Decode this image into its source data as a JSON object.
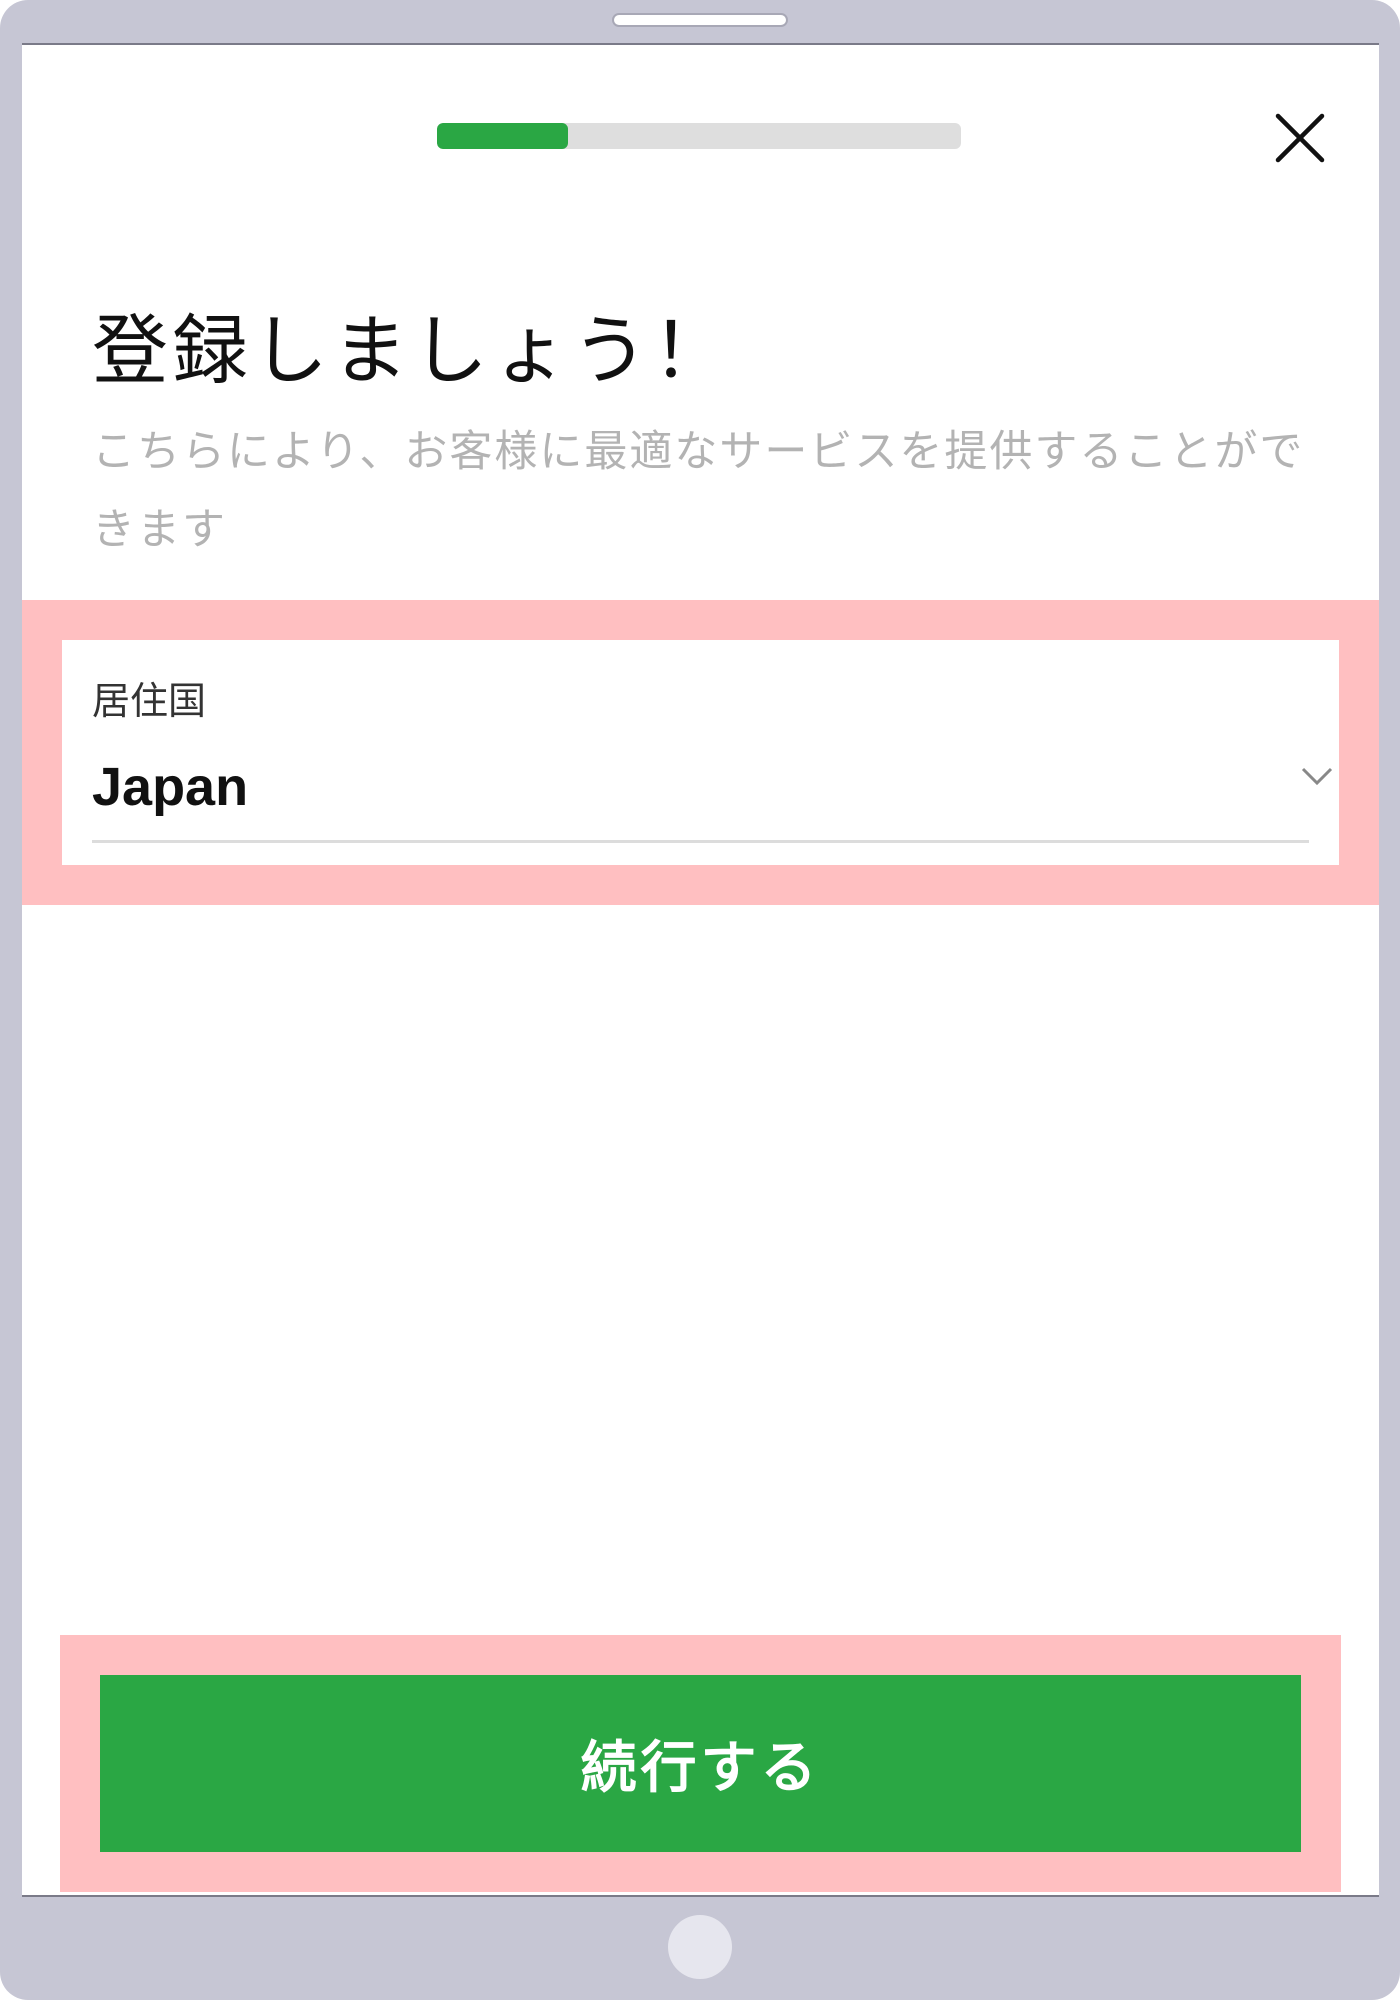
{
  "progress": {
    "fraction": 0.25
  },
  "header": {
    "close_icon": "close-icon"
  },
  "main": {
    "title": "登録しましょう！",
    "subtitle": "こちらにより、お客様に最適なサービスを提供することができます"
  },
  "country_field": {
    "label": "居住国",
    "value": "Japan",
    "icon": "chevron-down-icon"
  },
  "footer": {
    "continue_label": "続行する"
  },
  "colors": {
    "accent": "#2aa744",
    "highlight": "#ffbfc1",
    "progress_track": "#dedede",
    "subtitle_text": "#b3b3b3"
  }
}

Task objective: Repeat each entry exactly as given; no pictures belong in the copy.

Correct output:
Decode this image into its source data as a JSON object.
{
  "progress": {
    "fraction": 0.25
  },
  "header": {
    "close_icon": "close-icon"
  },
  "main": {
    "title": "登録しましょう！",
    "subtitle": "こちらにより、お客様に最適なサービスを提供することができます"
  },
  "country_field": {
    "label": "居住国",
    "value": "Japan",
    "icon": "chevron-down-icon"
  },
  "footer": {
    "continue_label": "続行する"
  },
  "colors": {
    "accent": "#2aa744",
    "highlight": "#ffbfc1",
    "progress_track": "#dedede",
    "subtitle_text": "#b3b3b3"
  }
}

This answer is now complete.